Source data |

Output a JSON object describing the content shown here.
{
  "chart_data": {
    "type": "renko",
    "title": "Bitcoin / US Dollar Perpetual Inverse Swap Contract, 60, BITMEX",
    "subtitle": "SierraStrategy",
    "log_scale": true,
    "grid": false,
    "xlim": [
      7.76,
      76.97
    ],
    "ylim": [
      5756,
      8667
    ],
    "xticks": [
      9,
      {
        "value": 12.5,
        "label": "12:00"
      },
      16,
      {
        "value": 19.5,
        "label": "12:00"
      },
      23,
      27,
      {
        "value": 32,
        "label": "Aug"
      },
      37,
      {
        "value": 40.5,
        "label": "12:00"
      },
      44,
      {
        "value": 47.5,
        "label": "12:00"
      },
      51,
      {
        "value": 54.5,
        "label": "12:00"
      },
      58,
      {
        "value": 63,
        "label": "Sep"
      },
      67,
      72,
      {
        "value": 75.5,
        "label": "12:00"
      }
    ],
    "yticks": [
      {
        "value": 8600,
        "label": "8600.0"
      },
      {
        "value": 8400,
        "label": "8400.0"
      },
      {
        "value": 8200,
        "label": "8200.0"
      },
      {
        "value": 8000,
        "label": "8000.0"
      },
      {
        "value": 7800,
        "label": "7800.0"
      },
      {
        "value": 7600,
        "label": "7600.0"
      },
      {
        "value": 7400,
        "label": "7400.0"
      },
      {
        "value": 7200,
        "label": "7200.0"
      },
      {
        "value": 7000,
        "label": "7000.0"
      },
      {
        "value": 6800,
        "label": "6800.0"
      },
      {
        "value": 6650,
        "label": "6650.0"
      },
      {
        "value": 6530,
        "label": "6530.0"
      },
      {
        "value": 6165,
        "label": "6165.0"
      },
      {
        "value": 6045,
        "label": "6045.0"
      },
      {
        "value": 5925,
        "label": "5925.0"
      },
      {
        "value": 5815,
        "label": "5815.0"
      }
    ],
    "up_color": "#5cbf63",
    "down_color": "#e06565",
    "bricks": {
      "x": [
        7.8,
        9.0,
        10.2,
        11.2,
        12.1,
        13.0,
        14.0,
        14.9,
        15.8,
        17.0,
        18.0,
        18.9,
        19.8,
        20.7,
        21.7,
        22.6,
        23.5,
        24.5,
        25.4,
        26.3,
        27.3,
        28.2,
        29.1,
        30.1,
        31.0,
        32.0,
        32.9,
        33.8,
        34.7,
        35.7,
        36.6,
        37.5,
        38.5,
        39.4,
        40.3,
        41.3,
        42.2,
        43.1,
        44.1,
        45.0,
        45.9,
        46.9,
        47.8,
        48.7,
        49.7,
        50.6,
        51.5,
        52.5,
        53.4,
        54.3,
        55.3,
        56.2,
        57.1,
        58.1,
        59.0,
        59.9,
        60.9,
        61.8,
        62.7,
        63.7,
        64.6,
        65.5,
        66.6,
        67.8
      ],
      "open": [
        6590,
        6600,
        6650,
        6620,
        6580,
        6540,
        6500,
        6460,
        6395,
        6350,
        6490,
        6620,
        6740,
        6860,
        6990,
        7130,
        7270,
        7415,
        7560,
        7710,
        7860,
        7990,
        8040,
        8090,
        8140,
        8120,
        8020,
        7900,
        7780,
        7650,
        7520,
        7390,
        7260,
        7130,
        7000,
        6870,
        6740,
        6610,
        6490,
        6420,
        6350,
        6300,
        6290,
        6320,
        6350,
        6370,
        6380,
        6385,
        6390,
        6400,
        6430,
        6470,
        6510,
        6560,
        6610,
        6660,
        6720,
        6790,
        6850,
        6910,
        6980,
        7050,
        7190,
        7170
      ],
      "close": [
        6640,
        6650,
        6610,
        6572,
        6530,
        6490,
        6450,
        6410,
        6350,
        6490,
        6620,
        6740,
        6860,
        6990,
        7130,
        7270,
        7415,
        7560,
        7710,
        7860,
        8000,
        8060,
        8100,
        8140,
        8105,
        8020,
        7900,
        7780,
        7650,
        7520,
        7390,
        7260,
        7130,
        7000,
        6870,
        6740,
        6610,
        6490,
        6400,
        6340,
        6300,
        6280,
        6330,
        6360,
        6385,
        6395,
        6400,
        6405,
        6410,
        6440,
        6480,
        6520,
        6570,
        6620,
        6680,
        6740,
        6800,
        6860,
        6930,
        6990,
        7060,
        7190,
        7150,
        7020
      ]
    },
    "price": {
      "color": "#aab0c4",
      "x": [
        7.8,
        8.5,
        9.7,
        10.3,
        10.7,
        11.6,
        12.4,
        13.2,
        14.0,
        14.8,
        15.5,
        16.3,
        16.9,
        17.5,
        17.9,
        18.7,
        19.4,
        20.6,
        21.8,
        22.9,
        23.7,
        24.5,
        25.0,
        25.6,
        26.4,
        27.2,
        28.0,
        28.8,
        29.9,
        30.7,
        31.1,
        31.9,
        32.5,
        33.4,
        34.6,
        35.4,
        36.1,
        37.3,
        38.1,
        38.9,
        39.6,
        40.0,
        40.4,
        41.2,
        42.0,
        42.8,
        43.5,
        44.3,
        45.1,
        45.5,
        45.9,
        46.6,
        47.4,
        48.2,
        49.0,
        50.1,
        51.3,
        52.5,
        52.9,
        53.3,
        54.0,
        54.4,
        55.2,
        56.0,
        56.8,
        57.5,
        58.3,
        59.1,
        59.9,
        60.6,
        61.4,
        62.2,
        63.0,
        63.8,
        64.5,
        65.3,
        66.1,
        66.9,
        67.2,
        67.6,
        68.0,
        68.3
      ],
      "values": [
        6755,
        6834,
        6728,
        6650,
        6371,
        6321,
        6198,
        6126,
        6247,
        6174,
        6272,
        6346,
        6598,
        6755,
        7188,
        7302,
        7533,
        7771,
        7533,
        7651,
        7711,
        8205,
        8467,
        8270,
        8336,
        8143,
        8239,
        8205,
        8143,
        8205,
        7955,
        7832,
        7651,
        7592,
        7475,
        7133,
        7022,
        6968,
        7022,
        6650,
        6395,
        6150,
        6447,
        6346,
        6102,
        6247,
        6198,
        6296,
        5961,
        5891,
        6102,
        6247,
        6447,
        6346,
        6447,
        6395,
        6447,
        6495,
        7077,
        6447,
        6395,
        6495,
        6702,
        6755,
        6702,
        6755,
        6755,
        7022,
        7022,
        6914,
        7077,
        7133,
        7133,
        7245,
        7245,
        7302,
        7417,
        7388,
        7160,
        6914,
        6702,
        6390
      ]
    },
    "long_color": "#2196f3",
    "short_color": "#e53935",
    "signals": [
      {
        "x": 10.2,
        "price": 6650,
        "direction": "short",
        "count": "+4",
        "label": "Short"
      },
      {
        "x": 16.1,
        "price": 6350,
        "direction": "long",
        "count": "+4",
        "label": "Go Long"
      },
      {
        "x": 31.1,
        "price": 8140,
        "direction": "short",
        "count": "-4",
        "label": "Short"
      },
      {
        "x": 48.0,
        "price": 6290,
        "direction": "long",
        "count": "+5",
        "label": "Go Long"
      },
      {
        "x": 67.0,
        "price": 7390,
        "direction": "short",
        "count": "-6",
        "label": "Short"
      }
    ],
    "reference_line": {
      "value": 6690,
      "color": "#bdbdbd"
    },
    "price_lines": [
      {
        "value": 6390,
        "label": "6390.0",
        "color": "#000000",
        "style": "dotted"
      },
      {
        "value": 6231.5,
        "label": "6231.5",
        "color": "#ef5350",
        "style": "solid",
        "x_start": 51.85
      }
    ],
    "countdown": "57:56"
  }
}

REQUIREMENT | Without leaving anything out, give the entries again exactly.

PROBLEM SOLUTION |
Output a JSON object describing the content shown here.
{
  "chart_data": {
    "type": "renko",
    "title": "Bitcoin / US Dollar Perpetual Inverse Swap Contract, 60, BITMEX",
    "subtitle": "SierraStrategy",
    "log_scale": true,
    "grid": false,
    "xlim": [
      7.76,
      76.97
    ],
    "ylim": [
      5756,
      8667
    ],
    "xticks": [
      9,
      {
        "value": 12.5,
        "label": "12:00"
      },
      16,
      {
        "value": 19.5,
        "label": "12:00"
      },
      23,
      27,
      {
        "value": 32,
        "label": "Aug"
      },
      37,
      {
        "value": 40.5,
        "label": "12:00"
      },
      44,
      {
        "value": 47.5,
        "label": "12:00"
      },
      51,
      {
        "value": 54.5,
        "label": "12:00"
      },
      58,
      {
        "value": 63,
        "label": "Sep"
      },
      67,
      72,
      {
        "value": 75.5,
        "label": "12:00"
      }
    ],
    "yticks": [
      {
        "value": 8600,
        "label": "8600.0"
      },
      {
        "value": 8400,
        "label": "8400.0"
      },
      {
        "value": 8200,
        "label": "8200.0"
      },
      {
        "value": 8000,
        "label": "8000.0"
      },
      {
        "value": 7800,
        "label": "7800.0"
      },
      {
        "value": 7600,
        "label": "7600.0"
      },
      {
        "value": 7400,
        "label": "7400.0"
      },
      {
        "value": 7200,
        "label": "7200.0"
      },
      {
        "value": 7000,
        "label": "7000.0"
      },
      {
        "value": 6800,
        "label": "6800.0"
      },
      {
        "value": 6650,
        "label": "6650.0"
      },
      {
        "value": 6530,
        "label": "6530.0"
      },
      {
        "value": 6165,
        "label": "6165.0"
      },
      {
        "value": 6045,
        "label": "6045.0"
      },
      {
        "value": 5925,
        "label": "5925.0"
      },
      {
        "value": 5815,
        "label": "5815.0"
      }
    ],
    "up_color": "#5cbf63",
    "down_color": "#e06565",
    "bricks": {
      "x": [
        7.8,
        9.0,
        10.2,
        11.2,
        12.1,
        13.0,
        14.0,
        14.9,
        15.8,
        17.0,
        18.0,
        18.9,
        19.8,
        20.7,
        21.7,
        22.6,
        23.5,
        24.5,
        25.4,
        26.3,
        27.3,
        28.2,
        29.1,
        30.1,
        31.0,
        32.0,
        32.9,
        33.8,
        34.7,
        35.7,
        36.6,
        37.5,
        38.5,
        39.4,
        40.3,
        41.3,
        42.2,
        43.1,
        44.1,
        45.0,
        45.9,
        46.9,
        47.8,
        48.7,
        49.7,
        50.6,
        51.5,
        52.5,
        53.4,
        54.3,
        55.3,
        56.2,
        57.1,
        58.1,
        59.0,
        59.9,
        60.9,
        61.8,
        62.7,
        63.7,
        64.6,
        65.5,
        66.6,
        67.8
      ],
      "open": [
        6590,
        6600,
        6650,
        6620,
        6580,
        6540,
        6500,
        6460,
        6395,
        6350,
        6490,
        6620,
        6740,
        6860,
        6990,
        7130,
        7270,
        7415,
        7560,
        7710,
        7860,
        7990,
        8040,
        8090,
        8140,
        8120,
        8020,
        7900,
        7780,
        7650,
        7520,
        7390,
        7260,
        7130,
        7000,
        6870,
        6740,
        6610,
        6490,
        6420,
        6350,
        6300,
        6290,
        6320,
        6350,
        6370,
        6380,
        6385,
        6390,
        6400,
        6430,
        6470,
        6510,
        6560,
        6610,
        6660,
        6720,
        6790,
        6850,
        6910,
        6980,
        7050,
        7190,
        7170
      ],
      "close": [
        6640,
        6650,
        6610,
        6572,
        6530,
        6490,
        6450,
        6410,
        6350,
        6490,
        6620,
        6740,
        6860,
        6990,
        7130,
        7270,
        7415,
        7560,
        7710,
        7860,
        8000,
        8060,
        8100,
        8140,
        8105,
        8020,
        7900,
        7780,
        7650,
        7520,
        7390,
        7260,
        7130,
        7000,
        6870,
        6740,
        6610,
        6490,
        6400,
        6340,
        6300,
        6280,
        6330,
        6360,
        6385,
        6395,
        6400,
        6405,
        6410,
        6440,
        6480,
        6520,
        6570,
        6620,
        6680,
        6740,
        6800,
        6860,
        6930,
        6990,
        7060,
        7190,
        7150,
        7020
      ]
    },
    "price": {
      "color": "#aab0c4",
      "x": [
        7.8,
        8.5,
        9.7,
        10.3,
        10.7,
        11.6,
        12.4,
        13.2,
        14.0,
        14.8,
        15.5,
        16.3,
        16.9,
        17.5,
        17.9,
        18.7,
        19.4,
        20.6,
        21.8,
        22.9,
        23.7,
        24.5,
        25.0,
        25.6,
        26.4,
        27.2,
        28.0,
        28.8,
        29.9,
        30.7,
        31.1,
        31.9,
        32.5,
        33.4,
        34.6,
        35.4,
        36.1,
        37.3,
        38.1,
        38.9,
        39.6,
        40.0,
        40.4,
        41.2,
        42.0,
        42.8,
        43.5,
        44.3,
        45.1,
        45.5,
        45.9,
        46.6,
        47.4,
        48.2,
        49.0,
        50.1,
        51.3,
        52.5,
        52.9,
        53.3,
        54.0,
        54.4,
        55.2,
        56.0,
        56.8,
        57.5,
        58.3,
        59.1,
        59.9,
        60.6,
        61.4,
        62.2,
        63.0,
        63.8,
        64.5,
        65.3,
        66.1,
        66.9,
        67.2,
        67.6,
        68.0,
        68.3
      ],
      "values": [
        6755,
        6834,
        6728,
        6650,
        6371,
        6321,
        6198,
        6126,
        6247,
        6174,
        6272,
        6346,
        6598,
        6755,
        7188,
        7302,
        7533,
        7771,
        7533,
        7651,
        7711,
        8205,
        8467,
        8270,
        8336,
        8143,
        8239,
        8205,
        8143,
        8205,
        7955,
        7832,
        7651,
        7592,
        7475,
        7133,
        7022,
        6968,
        7022,
        6650,
        6395,
        6150,
        6447,
        6346,
        6102,
        6247,
        6198,
        6296,
        5961,
        5891,
        6102,
        6247,
        6447,
        6346,
        6447,
        6395,
        6447,
        6495,
        7077,
        6447,
        6395,
        6495,
        6702,
        6755,
        6702,
        6755,
        6755,
        7022,
        7022,
        6914,
        7077,
        7133,
        7133,
        7245,
        7245,
        7302,
        7417,
        7388,
        7160,
        6914,
        6702,
        6390
      ]
    },
    "long_color": "#2196f3",
    "short_color": "#e53935",
    "signals": [
      {
        "x": 10.2,
        "price": 6650,
        "direction": "short",
        "count": "+4",
        "label": "Short"
      },
      {
        "x": 16.1,
        "price": 6350,
        "direction": "long",
        "count": "+4",
        "label": "Go Long"
      },
      {
        "x": 31.1,
        "price": 8140,
        "direction": "short",
        "count": "-4",
        "label": "Short"
      },
      {
        "x": 48.0,
        "price": 6290,
        "direction": "long",
        "count": "+5",
        "label": "Go Long"
      },
      {
        "x": 67.0,
        "price": 7390,
        "direction": "short",
        "count": "-6",
        "label": "Short"
      }
    ],
    "reference_line": {
      "value": 6690,
      "color": "#bdbdbd"
    },
    "price_lines": [
      {
        "value": 6390,
        "label": "6390.0",
        "color": "#000000",
        "style": "dotted"
      },
      {
        "value": 6231.5,
        "label": "6231.5",
        "color": "#ef5350",
        "style": "solid",
        "x_start": 51.85
      }
    ],
    "countdown": "57:56"
  }
}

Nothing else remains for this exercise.